DATA:
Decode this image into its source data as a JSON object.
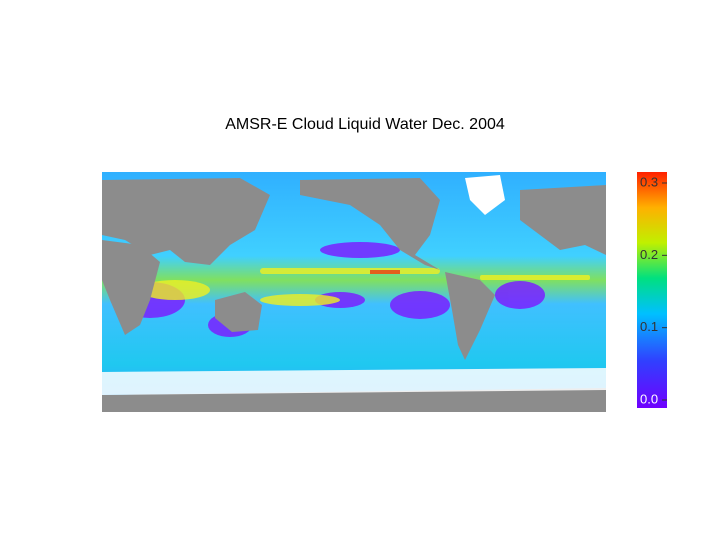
{
  "title": "AMSR-E  Cloud Liquid Water   Dec. 2004",
  "colorbar": {
    "range": [
      0,
      0.3
    ],
    "ticks": [
      {
        "value": 0,
        "label": "0.0"
      },
      0.1,
      0.2,
      0.3
    ]
  }
}
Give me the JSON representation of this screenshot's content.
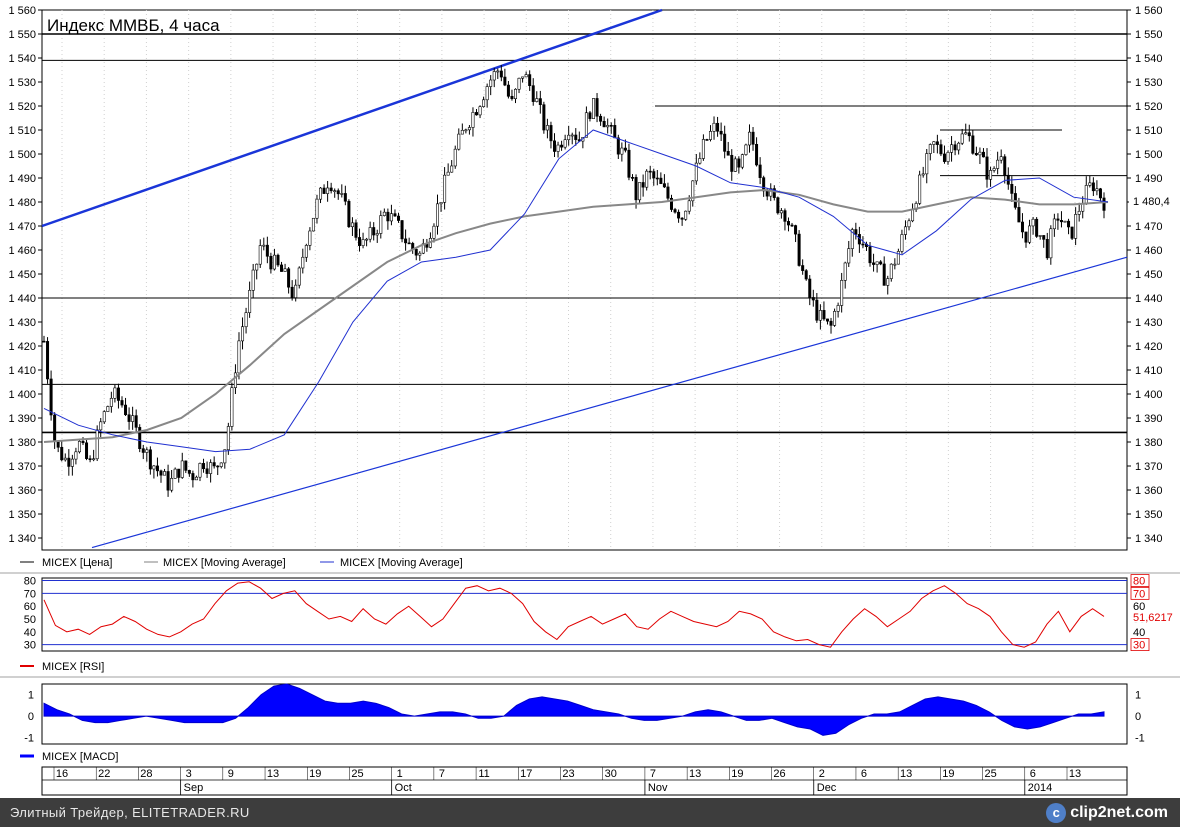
{
  "chart_data": [
    {
      "type": "candlestick",
      "title": "Индекс ММВБ, 4 часа",
      "ylim": [
        1335,
        1560
      ],
      "y_ticks": [
        "1 340",
        "1 350",
        "1 360",
        "1 370",
        "1 380",
        "1 390",
        "1 400",
        "1 410",
        "1 420",
        "1 430",
        "1 440",
        "1 450",
        "1 460",
        "1 470",
        "1 480",
        "1 490",
        "1 500",
        "1 510",
        "1 520",
        "1 530",
        "1 540",
        "1 550",
        "1 560"
      ],
      "last_value_label": "1 480,4",
      "last_value": 1480.4,
      "grid": true,
      "legend": [
        {
          "name": "MICEX [Цена]",
          "color": "#000000"
        },
        {
          "name": "MICEX [Moving Average]",
          "color": "#808080"
        },
        {
          "name": "MICEX [Moving Average]",
          "color": "#2030d0"
        }
      ],
      "price_path": [
        1422,
        1378,
        1372,
        1380,
        1370,
        1388,
        1400,
        1395,
        1385,
        1375,
        1368,
        1362,
        1370,
        1366,
        1372,
        1368,
        1380,
        1420,
        1440,
        1462,
        1455,
        1450,
        1440,
        1465,
        1480,
        1490,
        1482,
        1470,
        1462,
        1468,
        1476,
        1470,
        1462,
        1458,
        1470,
        1485,
        1500,
        1512,
        1520,
        1530,
        1536,
        1520,
        1534,
        1525,
        1510,
        1502,
        1512,
        1506,
        1520,
        1516,
        1506,
        1498,
        1482,
        1492,
        1487,
        1480,
        1474,
        1490,
        1505,
        1512,
        1498,
        1492,
        1508,
        1490,
        1480,
        1476,
        1462,
        1442,
        1432,
        1427,
        1446,
        1470,
        1462,
        1452,
        1448,
        1460,
        1476,
        1490,
        1504,
        1500,
        1506,
        1508,
        1500,
        1490,
        1502,
        1478,
        1466,
        1470,
        1460,
        1475,
        1465,
        1480,
        1488,
        1480.4
      ],
      "ma_long": [
        1380,
        1381,
        1382,
        1385,
        1390,
        1400,
        1412,
        1425,
        1435,
        1445,
        1455,
        1462,
        1467,
        1471,
        1474,
        1476,
        1478,
        1479,
        1480,
        1482,
        1484,
        1485,
        1483,
        1479,
        1476,
        1476,
        1479,
        1482,
        1481,
        1479,
        1479,
        1480
      ],
      "ma_short": [
        1394,
        1387,
        1383,
        1380,
        1378,
        1376,
        1377,
        1383,
        1405,
        1430,
        1447,
        1455,
        1457,
        1460,
        1475,
        1498,
        1510,
        1505,
        1500,
        1495,
        1488,
        1486,
        1482,
        1474,
        1462,
        1458,
        1468,
        1481,
        1489,
        1490,
        1482,
        1480
      ],
      "horizontal_levels": [
        1550,
        1539,
        1520,
        1510,
        1491,
        1440,
        1404,
        1384
      ],
      "trendlines": [
        {
          "from": [
            "2013-08-14",
            1470
          ],
          "to": [
            "2013-10-22",
            1560
          ]
        },
        {
          "from": [
            "2013-08-22",
            1336
          ],
          "to": [
            "2014-01-20",
            1456
          ]
        }
      ]
    },
    {
      "type": "line",
      "series": [
        {
          "name": "MICEX [RSI]",
          "color": "#e00000",
          "last_value_label": "51,6217",
          "last_value": 51.62
        }
      ],
      "ylim": [
        25,
        82
      ],
      "y_ticks": [
        "30",
        "40",
        "50",
        "60",
        "70",
        "80"
      ],
      "levels": [
        30,
        70,
        80
      ],
      "rsi_path": [
        65,
        45,
        40,
        42,
        38,
        44,
        46,
        52,
        48,
        42,
        38,
        36,
        40,
        46,
        50,
        62,
        72,
        78,
        79,
        74,
        66,
        70,
        72,
        62,
        56,
        50,
        52,
        48,
        58,
        50,
        46,
        54,
        60,
        52,
        44,
        50,
        62,
        74,
        76,
        72,
        74,
        70,
        62,
        48,
        40,
        34,
        44,
        48,
        52,
        46,
        50,
        54,
        44,
        42,
        50,
        56,
        52,
        48,
        46,
        44,
        48,
        56,
        54,
        50,
        40,
        36,
        33,
        34,
        30,
        28,
        40,
        50,
        58,
        52,
        44,
        50,
        56,
        66,
        72,
        76,
        70,
        62,
        58,
        52,
        40,
        30,
        28,
        32,
        46,
        56,
        40,
        52,
        58,
        52
      ]
    },
    {
      "type": "area",
      "series": [
        {
          "name": "MICEX [MACD]",
          "color": "#0000ff"
        }
      ],
      "ylim": [
        -1.3,
        1.5
      ],
      "y_ticks": [
        "1",
        "0",
        "-1"
      ],
      "macd_path": [
        0.6,
        0.3,
        0.1,
        -0.2,
        -0.3,
        -0.3,
        -0.2,
        -0.1,
        0.0,
        -0.1,
        -0.2,
        -0.3,
        -0.3,
        -0.3,
        -0.3,
        -0.1,
        0.4,
        1.0,
        1.4,
        1.5,
        1.3,
        1.0,
        0.7,
        0.6,
        0.6,
        0.7,
        0.6,
        0.4,
        0.1,
        0.0,
        0.1,
        0.2,
        0.2,
        0.1,
        -0.1,
        -0.1,
        0.0,
        0.5,
        0.8,
        0.9,
        0.8,
        0.7,
        0.5,
        0.3,
        0.2,
        0.1,
        -0.1,
        -0.2,
        -0.2,
        -0.1,
        0.0,
        0.2,
        0.3,
        0.2,
        0.0,
        -0.2,
        -0.2,
        -0.1,
        -0.3,
        -0.5,
        -0.6,
        -0.9,
        -0.8,
        -0.4,
        -0.1,
        0.1,
        0.1,
        0.2,
        0.5,
        0.8,
        0.9,
        0.8,
        0.7,
        0.5,
        0.2,
        -0.2,
        -0.5,
        -0.6,
        -0.5,
        -0.3,
        -0.1,
        0.1,
        0.1,
        0.2
      ]
    }
  ],
  "x_axis": {
    "day_ticks": [
      "16",
      "22",
      "28",
      "3",
      "9",
      "13",
      "19",
      "25",
      "1",
      "7",
      "11",
      "17",
      "23",
      "30",
      "7",
      "13",
      "19",
      "26",
      "2",
      "6",
      "13",
      "19",
      "25",
      "6",
      "13"
    ],
    "month_ticks": [
      "Sep",
      "Oct",
      "Nov",
      "Dec",
      "2014"
    ]
  },
  "footer": {
    "text": "Элитный Трейдер, ELITETRADER.RU",
    "logo_text": "clip2net.com",
    "logo_icon": "clip2net-logo-icon"
  }
}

GIVEN PROBLEM:
Write out the records above once more, word for word, with no pictures.

EXERCISE OUTPUT:
Decode this image into its source data as a JSON object.
{
  "title": "AMSR-E  Cloud Liquid Water   Dec. 2004",
  "colorbar": {
    "range": [
      0,
      0.3
    ],
    "ticks": [
      {
        "value": 0,
        "label": "0.0"
      },
      0.1,
      0.2,
      0.3
    ]
  }
}
Give me the JSON representation of this screenshot's content.
{
  "chart_data": [
    {
      "type": "candlestick",
      "title": "Индекс ММВБ, 4 часа",
      "ylim": [
        1335,
        1560
      ],
      "y_ticks": [
        "1 340",
        "1 350",
        "1 360",
        "1 370",
        "1 380",
        "1 390",
        "1 400",
        "1 410",
        "1 420",
        "1 430",
        "1 440",
        "1 450",
        "1 460",
        "1 470",
        "1 480",
        "1 490",
        "1 500",
        "1 510",
        "1 520",
        "1 530",
        "1 540",
        "1 550",
        "1 560"
      ],
      "last_value_label": "1 480,4",
      "last_value": 1480.4,
      "grid": true,
      "legend": [
        {
          "name": "MICEX [Цена]",
          "color": "#000000"
        },
        {
          "name": "MICEX [Moving Average]",
          "color": "#808080"
        },
        {
          "name": "MICEX [Moving Average]",
          "color": "#2030d0"
        }
      ],
      "price_path": [
        1422,
        1378,
        1372,
        1380,
        1370,
        1388,
        1400,
        1395,
        1385,
        1375,
        1368,
        1362,
        1370,
        1366,
        1372,
        1368,
        1380,
        1420,
        1440,
        1462,
        1455,
        1450,
        1440,
        1465,
        1480,
        1490,
        1482,
        1470,
        1462,
        1468,
        1476,
        1470,
        1462,
        1458,
        1470,
        1485,
        1500,
        1512,
        1520,
        1530,
        1536,
        1520,
        1534,
        1525,
        1510,
        1502,
        1512,
        1506,
        1520,
        1516,
        1506,
        1498,
        1482,
        1492,
        1487,
        1480,
        1474,
        1490,
        1505,
        1512,
        1498,
        1492,
        1508,
        1490,
        1480,
        1476,
        1462,
        1442,
        1432,
        1427,
        1446,
        1470,
        1462,
        1452,
        1448,
        1460,
        1476,
        1490,
        1504,
        1500,
        1506,
        1508,
        1500,
        1490,
        1502,
        1478,
        1466,
        1470,
        1460,
        1475,
        1465,
        1480,
        1488,
        1480.4
      ],
      "ma_long": [
        1380,
        1381,
        1382,
        1385,
        1390,
        1400,
        1412,
        1425,
        1435,
        1445,
        1455,
        1462,
        1467,
        1471,
        1474,
        1476,
        1478,
        1479,
        1480,
        1482,
        1484,
        1485,
        1483,
        1479,
        1476,
        1476,
        1479,
        1482,
        1481,
        1479,
        1479,
        1480
      ],
      "ma_short": [
        1394,
        1387,
        1383,
        1380,
        1378,
        1376,
        1377,
        1383,
        1405,
        1430,
        1447,
        1455,
        1457,
        1460,
        1475,
        1498,
        1510,
        1505,
        1500,
        1495,
        1488,
        1486,
        1482,
        1474,
        1462,
        1458,
        1468,
        1481,
        1489,
        1490,
        1482,
        1480
      ],
      "horizontal_levels": [
        1550,
        1539,
        1520,
        1510,
        1491,
        1440,
        1404,
        1384
      ],
      "trendlines": [
        {
          "from": [
            "2013-08-14",
            1470
          ],
          "to": [
            "2013-10-22",
            1560
          ]
        },
        {
          "from": [
            "2013-08-22",
            1336
          ],
          "to": [
            "2014-01-20",
            1456
          ]
        }
      ]
    },
    {
      "type": "line",
      "series": [
        {
          "name": "MICEX [RSI]",
          "color": "#e00000",
          "last_value_label": "51,6217",
          "last_value": 51.62
        }
      ],
      "ylim": [
        25,
        82
      ],
      "y_ticks": [
        "30",
        "40",
        "50",
        "60",
        "70",
        "80"
      ],
      "levels": [
        30,
        70,
        80
      ],
      "rsi_path": [
        65,
        45,
        40,
        42,
        38,
        44,
        46,
        52,
        48,
        42,
        38,
        36,
        40,
        46,
        50,
        62,
        72,
        78,
        79,
        74,
        66,
        70,
        72,
        62,
        56,
        50,
        52,
        48,
        58,
        50,
        46,
        54,
        60,
        52,
        44,
        50,
        62,
        74,
        76,
        72,
        74,
        70,
        62,
        48,
        40,
        34,
        44,
        48,
        52,
        46,
        50,
        54,
        44,
        42,
        50,
        56,
        52,
        48,
        46,
        44,
        48,
        56,
        54,
        50,
        40,
        36,
        33,
        34,
        30,
        28,
        40,
        50,
        58,
        52,
        44,
        50,
        56,
        66,
        72,
        76,
        70,
        62,
        58,
        52,
        40,
        30,
        28,
        32,
        46,
        56,
        40,
        52,
        58,
        52
      ]
    },
    {
      "type": "area",
      "series": [
        {
          "name": "MICEX [MACD]",
          "color": "#0000ff"
        }
      ],
      "ylim": [
        -1.3,
        1.5
      ],
      "y_ticks": [
        "1",
        "0",
        "-1"
      ],
      "macd_path": [
        0.6,
        0.3,
        0.1,
        -0.2,
        -0.3,
        -0.3,
        -0.2,
        -0.1,
        0.0,
        -0.1,
        -0.2,
        -0.3,
        -0.3,
        -0.3,
        -0.3,
        -0.1,
        0.4,
        1.0,
        1.4,
        1.5,
        1.3,
        1.0,
        0.7,
        0.6,
        0.6,
        0.7,
        0.6,
        0.4,
        0.1,
        0.0,
        0.1,
        0.2,
        0.2,
        0.1,
        -0.1,
        -0.1,
        0.0,
        0.5,
        0.8,
        0.9,
        0.8,
        0.7,
        0.5,
        0.3,
        0.2,
        0.1,
        -0.1,
        -0.2,
        -0.2,
        -0.1,
        0.0,
        0.2,
        0.3,
        0.2,
        0.0,
        -0.2,
        -0.2,
        -0.1,
        -0.3,
        -0.5,
        -0.6,
        -0.9,
        -0.8,
        -0.4,
        -0.1,
        0.1,
        0.1,
        0.2,
        0.5,
        0.8,
        0.9,
        0.8,
        0.7,
        0.5,
        0.2,
        -0.2,
        -0.5,
        -0.6,
        -0.5,
        -0.3,
        -0.1,
        0.1,
        0.1,
        0.2
      ]
    }
  ],
  "x_axis": {
    "day_ticks": [
      "16",
      "22",
      "28",
      "3",
      "9",
      "13",
      "19",
      "25",
      "1",
      "7",
      "11",
      "17",
      "23",
      "30",
      "7",
      "13",
      "19",
      "26",
      "2",
      "6",
      "13",
      "19",
      "25",
      "6",
      "13"
    ],
    "month_ticks": [
      "Sep",
      "Oct",
      "Nov",
      "Dec",
      "2014"
    ]
  },
  "footer": {
    "text": "Элитный Трейдер, ELITETRADER.RU",
    "logo_text": "clip2net.com",
    "logo_icon": "clip2net-logo-icon"
  }
}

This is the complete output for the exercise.